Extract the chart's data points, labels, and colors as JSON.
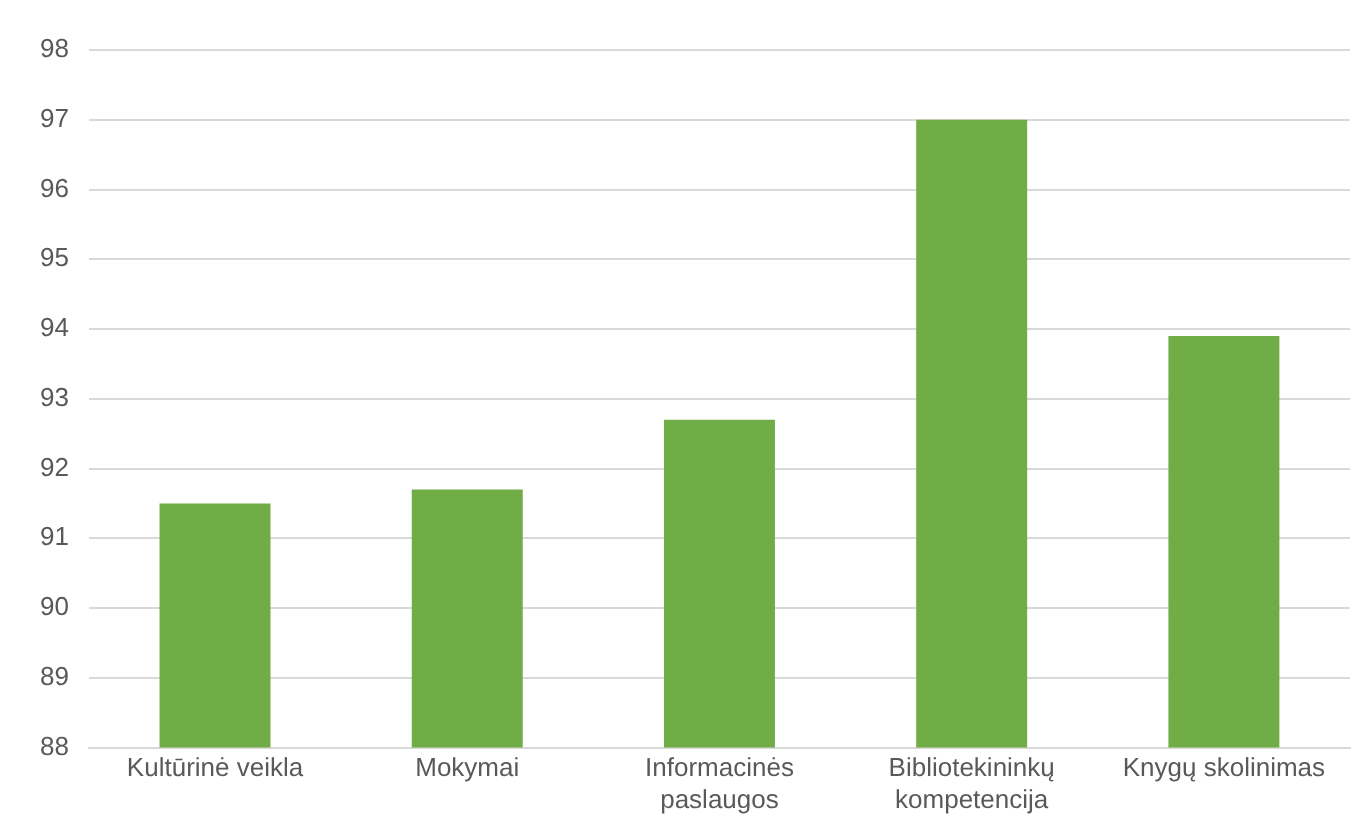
{
  "chart_data": {
    "type": "bar",
    "categories": [
      "Kultūrinė veikla",
      "Mokymai",
      "Informacinės paslaugos",
      "Bibliotekininkų kompetencija",
      "Knygų skolinimas"
    ],
    "values": [
      91.5,
      91.7,
      92.7,
      97.0,
      93.9
    ],
    "color": "#70ad47",
    "ylim": [
      88,
      98
    ],
    "yticks": [
      88,
      89,
      90,
      91,
      92,
      93,
      94,
      95,
      96,
      97,
      98
    ],
    "grid": "y"
  }
}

Exercise requirements - Omit any images, then output the listing exactly.

Final answer -
Extract the chart's data points, labels, and colors as JSON.
{
  "chart_data": {
    "type": "bar",
    "categories": [
      "Kultūrinė veikla",
      "Mokymai",
      "Informacinės paslaugos",
      "Bibliotekininkų kompetencija",
      "Knygų skolinimas"
    ],
    "values": [
      91.5,
      91.7,
      92.7,
      97.0,
      93.9
    ],
    "color": "#70ad47",
    "ylim": [
      88,
      98
    ],
    "yticks": [
      88,
      89,
      90,
      91,
      92,
      93,
      94,
      95,
      96,
      97,
      98
    ],
    "grid": "y"
  }
}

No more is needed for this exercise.